■ **GOAL**: Repeat the records below exactly, leaving out every picture.

>> start

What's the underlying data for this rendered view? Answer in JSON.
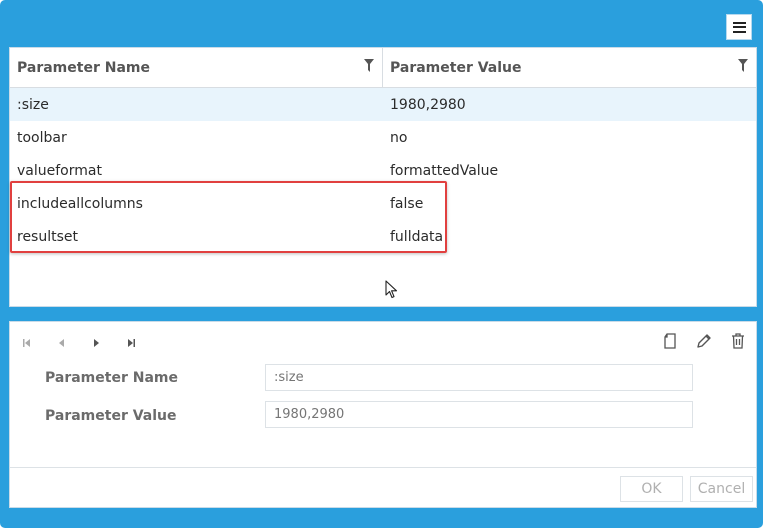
{
  "grid": {
    "columns": [
      {
        "label": "Parameter Name"
      },
      {
        "label": "Parameter Value"
      }
    ],
    "rows": [
      {
        "name": ":size",
        "value": "1980,2980",
        "selected": true
      },
      {
        "name": "toolbar",
        "value": "no"
      },
      {
        "name": "valueformat",
        "value": "formattedValue"
      },
      {
        "name": "includeallcolumns",
        "value": "false",
        "highlighted": true
      },
      {
        "name": "resultset",
        "value": "fulldata",
        "highlighted": true
      }
    ]
  },
  "editor": {
    "name_label": "Parameter Name",
    "value_label": "Parameter Value",
    "name_placeholder": ":size",
    "value_placeholder": "1980,2980"
  },
  "footer": {
    "ok_label": "OK",
    "cancel_label": "Cancel"
  },
  "colors": {
    "frame": "#2a9fdd",
    "selected_row": "#e8f4fc",
    "highlight_border": "#e1403f"
  },
  "icons": {
    "menu": "hamburger-icon",
    "filter": "filter-icon",
    "nav": [
      "first-page-icon",
      "prev-page-icon",
      "next-page-icon",
      "last-page-icon"
    ],
    "actions": [
      "new-document-icon",
      "edit-pencil-icon",
      "trash-icon"
    ]
  }
}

>> end

■ **RESPONSE**:
What's the underlying data for this rendered view? Answer in JSON.
{
  "grid": {
    "columns": [
      {
        "label": "Parameter Name"
      },
      {
        "label": "Parameter Value"
      }
    ],
    "rows": [
      {
        "name": ":size",
        "value": "1980,2980",
        "selected": true
      },
      {
        "name": "toolbar",
        "value": "no"
      },
      {
        "name": "valueformat",
        "value": "formattedValue"
      },
      {
        "name": "includeallcolumns",
        "value": "false",
        "highlighted": true
      },
      {
        "name": "resultset",
        "value": "fulldata",
        "highlighted": true
      }
    ]
  },
  "editor": {
    "name_label": "Parameter Name",
    "value_label": "Parameter Value",
    "name_placeholder": ":size",
    "value_placeholder": "1980,2980"
  },
  "footer": {
    "ok_label": "OK",
    "cancel_label": "Cancel"
  },
  "colors": {
    "frame": "#2a9fdd",
    "selected_row": "#e8f4fc",
    "highlight_border": "#e1403f"
  },
  "icons": {
    "menu": "hamburger-icon",
    "filter": "filter-icon",
    "nav": [
      "first-page-icon",
      "prev-page-icon",
      "next-page-icon",
      "last-page-icon"
    ],
    "actions": [
      "new-document-icon",
      "edit-pencil-icon",
      "trash-icon"
    ]
  }
}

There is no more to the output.